━━ Material for this exercise

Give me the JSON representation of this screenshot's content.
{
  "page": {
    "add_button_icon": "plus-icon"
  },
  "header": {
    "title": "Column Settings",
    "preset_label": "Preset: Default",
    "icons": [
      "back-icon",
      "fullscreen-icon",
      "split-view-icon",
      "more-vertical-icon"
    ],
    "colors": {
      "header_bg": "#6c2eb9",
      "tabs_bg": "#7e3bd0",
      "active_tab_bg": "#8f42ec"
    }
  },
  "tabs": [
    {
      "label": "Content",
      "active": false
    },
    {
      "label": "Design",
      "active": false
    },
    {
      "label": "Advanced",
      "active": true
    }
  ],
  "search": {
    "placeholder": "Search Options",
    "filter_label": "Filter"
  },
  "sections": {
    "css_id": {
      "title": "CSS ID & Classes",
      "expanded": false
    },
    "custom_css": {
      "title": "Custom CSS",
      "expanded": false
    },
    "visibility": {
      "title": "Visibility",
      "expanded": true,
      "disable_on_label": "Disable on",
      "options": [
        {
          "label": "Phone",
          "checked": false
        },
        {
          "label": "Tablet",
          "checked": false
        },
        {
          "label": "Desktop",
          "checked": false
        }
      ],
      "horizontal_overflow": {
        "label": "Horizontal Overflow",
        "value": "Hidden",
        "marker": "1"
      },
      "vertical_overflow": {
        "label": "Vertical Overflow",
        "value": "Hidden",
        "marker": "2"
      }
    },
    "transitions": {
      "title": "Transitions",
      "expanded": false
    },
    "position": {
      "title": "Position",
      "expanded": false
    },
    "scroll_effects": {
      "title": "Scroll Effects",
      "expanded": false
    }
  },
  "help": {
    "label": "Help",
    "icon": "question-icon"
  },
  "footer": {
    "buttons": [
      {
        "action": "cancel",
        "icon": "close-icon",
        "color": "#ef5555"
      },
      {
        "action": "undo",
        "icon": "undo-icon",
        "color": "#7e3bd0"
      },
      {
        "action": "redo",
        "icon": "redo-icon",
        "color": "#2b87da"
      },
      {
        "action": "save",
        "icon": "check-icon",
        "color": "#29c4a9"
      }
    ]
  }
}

━━━━

> _What this task involves_
Using the listing, copy every line where the word "action" shows up.

> _Response_
        "action": "cancel",
        "action": "undo",
        "action": "redo",
        "action": "save",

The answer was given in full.